-- Prompt --
Leave out the pictures and repeat the rest of the material exactly.

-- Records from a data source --
:::::

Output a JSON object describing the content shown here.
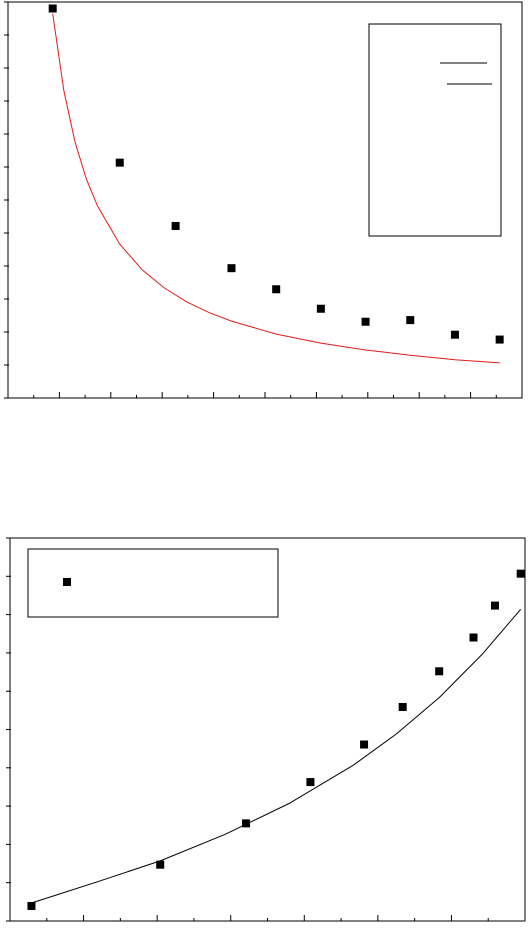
{
  "chart_data": [
    {
      "type": "scatter",
      "title": "",
      "xlabel": "",
      "ylabel": "",
      "xlim": [
        0,
        11.5
      ],
      "ylim": [
        0,
        12.2
      ],
      "grid": false,
      "legend_position": "top-right",
      "legend_entries": 2,
      "series": [
        {
          "kind": "points",
          "marker": "square",
          "color": "#000000",
          "x": [
            1,
            2.5,
            3.75,
            5,
            6,
            7,
            8,
            9,
            10,
            11
          ],
          "y": [
            12,
            7.25,
            5.3,
            4.0,
            3.35,
            2.75,
            2.35,
            2.4,
            1.95,
            1.8
          ]
        },
        {
          "kind": "fit",
          "color": "#e41a1c",
          "x": [
            1,
            1.25,
            1.5,
            1.75,
            2,
            2.5,
            3,
            3.5,
            4,
            4.5,
            5,
            6,
            7,
            8,
            9,
            10,
            11
          ],
          "y": [
            11.84,
            9.46,
            7.89,
            6.76,
            5.92,
            4.74,
            3.95,
            3.39,
            2.96,
            2.63,
            2.37,
            1.97,
            1.69,
            1.48,
            1.32,
            1.18,
            1.08
          ]
        }
      ]
    },
    {
      "type": "scatter",
      "title": "",
      "xlabel": "",
      "ylabel": "",
      "xlim": [
        0,
        12
      ],
      "ylim": [
        0,
        10.2
      ],
      "grid": false,
      "legend_position": "top-left",
      "legend_entries": 1,
      "series": [
        {
          "kind": "points",
          "marker": "square",
          "color": "#000000",
          "x": [
            0.5,
            3.5,
            5.5,
            7,
            8.25,
            9.15,
            10,
            10.8,
            11.3,
            11.9
          ],
          "y": [
            0.4,
            1.5,
            2.6,
            3.7,
            4.7,
            5.7,
            6.65,
            7.55,
            8.4,
            9.25
          ]
        },
        {
          "kind": "fit",
          "color": "#000000",
          "x": [
            0.5,
            2,
            3.5,
            5,
            6.5,
            8,
            9,
            10,
            11,
            11.9
          ],
          "y": [
            0.48,
            1.03,
            1.6,
            2.3,
            3.13,
            4.15,
            4.98,
            5.95,
            7.1,
            8.3
          ]
        }
      ]
    }
  ]
}
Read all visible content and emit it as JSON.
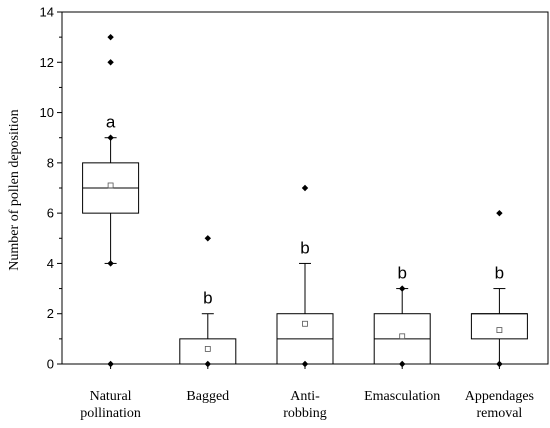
{
  "chart_data": {
    "type": "boxplot",
    "ylabel": "Number of pollen deposition",
    "xlabel": "",
    "ylim": [
      0,
      14
    ],
    "yticks": [
      0,
      2,
      4,
      6,
      8,
      10,
      12,
      14
    ],
    "grid": false,
    "categories": [
      [
        "Natural",
        "pollination"
      ],
      [
        "Bagged"
      ],
      [
        "Anti-",
        "robbing"
      ],
      [
        "Emasculation"
      ],
      [
        "Appendages",
        "removal"
      ]
    ],
    "boxes": [
      {
        "q1": 6,
        "median": 7,
        "q3": 8,
        "mean": 7.1,
        "whisker_low": 4,
        "whisker_high": 9,
        "outliers": [
          0,
          4,
          9,
          12,
          13
        ],
        "significance": "a"
      },
      {
        "q1": 0,
        "median": 0,
        "q3": 1,
        "mean": 0.6,
        "whisker_low": 0,
        "whisker_high": 2,
        "outliers": [
          0,
          5
        ],
        "significance": "b"
      },
      {
        "q1": 0,
        "median": 1,
        "q3": 2,
        "mean": 1.6,
        "whisker_low": 0,
        "whisker_high": 4,
        "outliers": [
          0,
          7
        ],
        "significance": "b"
      },
      {
        "q1": 0,
        "median": 1,
        "q3": 2,
        "mean": 1.1,
        "whisker_low": 0,
        "whisker_high": 3,
        "outliers": [
          0,
          3
        ],
        "significance": "b"
      },
      {
        "q1": 1,
        "median": 2,
        "q3": 2,
        "mean": 1.35,
        "whisker_low": 0,
        "whisker_high": 3,
        "outliers": [
          0,
          6
        ],
        "significance": "b"
      }
    ]
  }
}
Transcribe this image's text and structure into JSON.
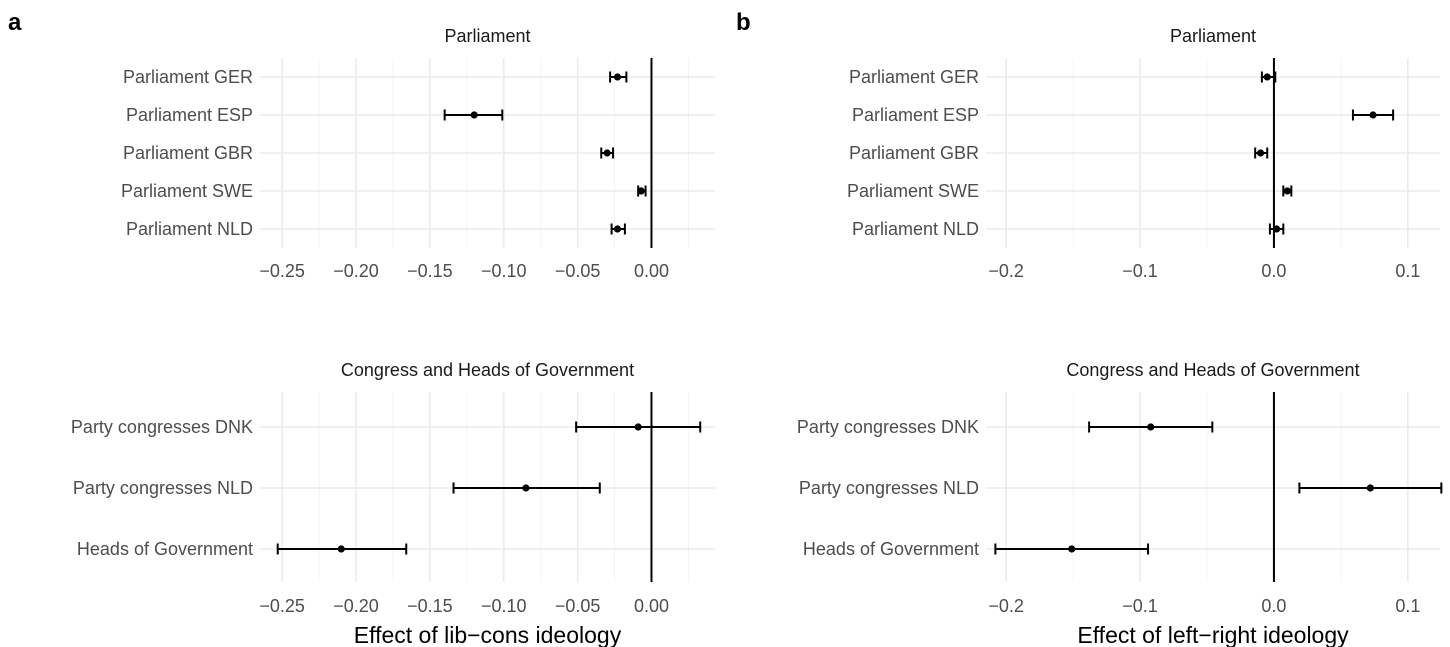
{
  "chart_data": [
    {
      "type": "dot-errorbar",
      "panel": "a",
      "facet": "top",
      "title": "Parliament",
      "xlim": [
        -0.265,
        0.043
      ],
      "xticks": [
        -0.25,
        -0.2,
        -0.15,
        -0.1,
        -0.05,
        0.0
      ],
      "tick_labels": [
        "−0.25",
        "−0.20",
        "−0.15",
        "−0.10",
        "−0.05",
        "0.00"
      ],
      "ref_line": 0,
      "categories": [
        "Parliament GER",
        "Parliament ESP",
        "Parliament GBR",
        "Parliament SWE",
        "Parliament NLD"
      ],
      "estimates": [
        -0.023,
        -0.12,
        -0.03,
        -0.007,
        -0.023
      ],
      "lower": [
        -0.028,
        -0.14,
        -0.034,
        -0.009,
        -0.027
      ],
      "upper": [
        -0.017,
        -0.101,
        -0.026,
        -0.004,
        -0.018
      ]
    },
    {
      "type": "dot-errorbar",
      "panel": "a",
      "facet": "bottom",
      "title": "Congress and Heads of Government",
      "xlabel": "Effect of lib−cons ideology",
      "xlim": [
        -0.265,
        0.043
      ],
      "xticks": [
        -0.25,
        -0.2,
        -0.15,
        -0.1,
        -0.05,
        0.0
      ],
      "tick_labels": [
        "−0.25",
        "−0.20",
        "−0.15",
        "−0.10",
        "−0.05",
        "0.00"
      ],
      "ref_line": 0,
      "categories": [
        "Party congresses DNK",
        "Party congresses NLD",
        "Heads of Government"
      ],
      "estimates": [
        -0.009,
        -0.085,
        -0.21
      ],
      "lower": [
        -0.051,
        -0.134,
        -0.253
      ],
      "upper": [
        0.033,
        -0.035,
        -0.166
      ]
    },
    {
      "type": "dot-errorbar",
      "panel": "b",
      "facet": "top",
      "title": "Parliament",
      "xlim": [
        -0.215,
        0.124
      ],
      "xticks": [
        -0.2,
        -0.1,
        0.0,
        0.1
      ],
      "tick_labels": [
        "−0.2",
        "−0.1",
        "0.0",
        "0.1"
      ],
      "ref_line": 0,
      "categories": [
        "Parliament GER",
        "Parliament ESP",
        "Parliament GBR",
        "Parliament SWE",
        "Parliament NLD"
      ],
      "estimates": [
        -0.005,
        0.074,
        -0.01,
        0.01,
        0.002
      ],
      "lower": [
        -0.009,
        0.059,
        -0.014,
        0.007,
        -0.003
      ],
      "upper": [
        0.001,
        0.089,
        -0.005,
        0.013,
        0.007
      ]
    },
    {
      "type": "dot-errorbar",
      "panel": "b",
      "facet": "bottom",
      "title": "Congress and Heads of Government",
      "xlabel": "Effect of left−right ideology",
      "xlim": [
        -0.215,
        0.124
      ],
      "xticks": [
        -0.2,
        -0.1,
        0.0,
        0.1
      ],
      "tick_labels": [
        "−0.2",
        "−0.1",
        "0.0",
        "0.1"
      ],
      "ref_line": 0,
      "categories": [
        "Party congresses DNK",
        "Party congresses NLD",
        "Heads of Government"
      ],
      "estimates": [
        -0.092,
        0.072,
        -0.151
      ],
      "lower": [
        -0.138,
        0.019,
        -0.208
      ],
      "upper": [
        -0.046,
        0.125,
        -0.094
      ]
    }
  ],
  "style": {
    "point_color": "#000000",
    "grid_color": "#ebebeb",
    "label_color": "#4d4d4d"
  }
}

:::::

-- Task output --
Output a JSON object describing the content shown here.
{
  "chart_data": [
    {
      "type": "scatter",
      "title": "",
      "xlabel": "",
      "ylabel": "",
      "xlim": [
        0,
        11.5
      ],
      "ylim": [
        0,
        12.2
      ],
      "grid": false,
      "legend_position": "top-right",
      "legend_entries": 2,
      "series": [
        {
          "kind": "points",
          "marker": "square",
          "color": "#000000",
          "x": [
            1,
            2.5,
            3.75,
            5,
            6,
            7,
            8,
            9,
            10,
            11
          ],
          "y": [
            12,
            7.25,
            5.3,
            4.0,
            3.35,
            2.75,
            2.35,
            2.4,
            1.95,
            1.8
          ]
        },
        {
          "kind": "fit",
          "color": "#e41a1c",
          "x": [
            1,
            1.25,
            1.5,
            1.75,
            2,
            2.5,
            3,
            3.5,
            4,
            4.5,
            5,
            6,
            7,
            8,
            9,
            10,
            11
          ],
          "y": [
            11.84,
            9.46,
            7.89,
            6.76,
            5.92,
            4.74,
            3.95,
            3.39,
            2.96,
            2.63,
            2.37,
            1.97,
            1.69,
            1.48,
            1.32,
            1.18,
            1.08
          ]
        }
      ]
    },
    {
      "type": "scatter",
      "title": "",
      "xlabel": "",
      "ylabel": "",
      "xlim": [
        0,
        12
      ],
      "ylim": [
        0,
        10.2
      ],
      "grid": false,
      "legend_position": "top-left",
      "legend_entries": 1,
      "series": [
        {
          "kind": "points",
          "marker": "square",
          "color": "#000000",
          "x": [
            0.5,
            3.5,
            5.5,
            7,
            8.25,
            9.15,
            10,
            10.8,
            11.3,
            11.9
          ],
          "y": [
            0.4,
            1.5,
            2.6,
            3.7,
            4.7,
            5.7,
            6.65,
            7.55,
            8.4,
            9.25
          ]
        },
        {
          "kind": "fit",
          "color": "#000000",
          "x": [
            0.5,
            2,
            3.5,
            5,
            6.5,
            8,
            9,
            10,
            11,
            11.9
          ],
          "y": [
            0.48,
            1.03,
            1.6,
            2.3,
            3.13,
            4.15,
            4.98,
            5.95,
            7.1,
            8.3
          ]
        }
      ]
    }
  ]
}
Read all visible content and emit it as JSON.
{
  "chart_data": {
    "type": "boxplot",
    "ylabel": "Number of pollen deposition",
    "xlabel": "",
    "ylim": [
      0,
      14
    ],
    "yticks": [
      0,
      2,
      4,
      6,
      8,
      10,
      12,
      14
    ],
    "grid": false,
    "categories": [
      [
        "Natural",
        "pollination"
      ],
      [
        "Bagged"
      ],
      [
        "Anti-",
        "robbing"
      ],
      [
        "Emasculation"
      ],
      [
        "Appendages",
        "removal"
      ]
    ],
    "boxes": [
      {
        "q1": 6,
        "median": 7,
        "q3": 8,
        "mean": 7.1,
        "whisker_low": 4,
        "whisker_high": 9,
        "outliers": [
          0,
          4,
          9,
          12,
          13
        ],
        "significance": "a"
      },
      {
        "q1": 0,
        "median": 0,
        "q3": 1,
        "mean": 0.6,
        "whisker_low": 0,
        "whisker_high": 2,
        "outliers": [
          0,
          5
        ],
        "significance": "b"
      },
      {
        "q1": 0,
        "median": 1,
        "q3": 2,
        "mean": 1.6,
        "whisker_low": 0,
        "whisker_high": 4,
        "outliers": [
          0,
          7
        ],
        "significance": "b"
      },
      {
        "q1": 0,
        "median": 1,
        "q3": 2,
        "mean": 1.1,
        "whisker_low": 0,
        "whisker_high": 3,
        "outliers": [
          0,
          3
        ],
        "significance": "b"
      },
      {
        "q1": 1,
        "median": 2,
        "q3": 2,
        "mean": 1.35,
        "whisker_low": 0,
        "whisker_high": 3,
        "outliers": [
          0,
          6
        ],
        "significance": "b"
      }
    ]
  }
}
Transcribe this image's text and structure into JSON.
{
  "chart_data": [
    {
      "type": "dot-errorbar",
      "panel": "a",
      "facet": "top",
      "title": "Parliament",
      "xlim": [
        -0.265,
        0.043
      ],
      "xticks": [
        -0.25,
        -0.2,
        -0.15,
        -0.1,
        -0.05,
        0.0
      ],
      "tick_labels": [
        "−0.25",
        "−0.20",
        "−0.15",
        "−0.10",
        "−0.05",
        "0.00"
      ],
      "ref_line": 0,
      "categories": [
        "Parliament GER",
        "Parliament ESP",
        "Parliament GBR",
        "Parliament SWE",
        "Parliament NLD"
      ],
      "estimates": [
        -0.023,
        -0.12,
        -0.03,
        -0.007,
        -0.023
      ],
      "lower": [
        -0.028,
        -0.14,
        -0.034,
        -0.009,
        -0.027
      ],
      "upper": [
        -0.017,
        -0.101,
        -0.026,
        -0.004,
        -0.018
      ]
    },
    {
      "type": "dot-errorbar",
      "panel": "a",
      "facet": "bottom",
      "title": "Congress and Heads of Government",
      "xlabel": "Effect of lib−cons ideology",
      "xlim": [
        -0.265,
        0.043
      ],
      "xticks": [
        -0.25,
        -0.2,
        -0.15,
        -0.1,
        -0.05,
        0.0
      ],
      "tick_labels": [
        "−0.25",
        "−0.20",
        "−0.15",
        "−0.10",
        "−0.05",
        "0.00"
      ],
      "ref_line": 0,
      "categories": [
        "Party congresses DNK",
        "Party congresses NLD",
        "Heads of Government"
      ],
      "estimates": [
        -0.009,
        -0.085,
        -0.21
      ],
      "lower": [
        -0.051,
        -0.134,
        -0.253
      ],
      "upper": [
        0.033,
        -0.035,
        -0.166
      ]
    },
    {
      "type": "dot-errorbar",
      "panel": "b",
      "facet": "top",
      "title": "Parliament",
      "xlim": [
        -0.215,
        0.124
      ],
      "xticks": [
        -0.2,
        -0.1,
        0.0,
        0.1
      ],
      "tick_labels": [
        "−0.2",
        "−0.1",
        "0.0",
        "0.1"
      ],
      "ref_line": 0,
      "categories": [
        "Parliament GER",
        "Parliament ESP",
        "Parliament GBR",
        "Parliament SWE",
        "Parliament NLD"
      ],
      "estimates": [
        -0.005,
        0.074,
        -0.01,
        0.01,
        0.002
      ],
      "lower": [
        -0.009,
        0.059,
        -0.014,
        0.007,
        -0.003
      ],
      "upper": [
        0.001,
        0.089,
        -0.005,
        0.013,
        0.007
      ]
    },
    {
      "type": "dot-errorbar",
      "panel": "b",
      "facet": "bottom",
      "title": "Congress and Heads of Government",
      "xlabel": "Effect of left−right ideology",
      "xlim": [
        -0.215,
        0.124
      ],
      "xticks": [
        -0.2,
        -0.1,
        0.0,
        0.1
      ],
      "tick_labels": [
        "−0.2",
        "−0.1",
        "0.0",
        "0.1"
      ],
      "ref_line": 0,
      "categories": [
        "Party congresses DNK",
        "Party congresses NLD",
        "Heads of Government"
      ],
      "estimates": [
        -0.092,
        0.072,
        -0.151
      ],
      "lower": [
        -0.138,
        0.019,
        -0.208
      ],
      "upper": [
        -0.046,
        0.125,
        -0.094
      ]
    }
  ],
  "style": {
    "point_color": "#000000",
    "grid_color": "#ebebeb",
    "label_color": "#4d4d4d"
  }
}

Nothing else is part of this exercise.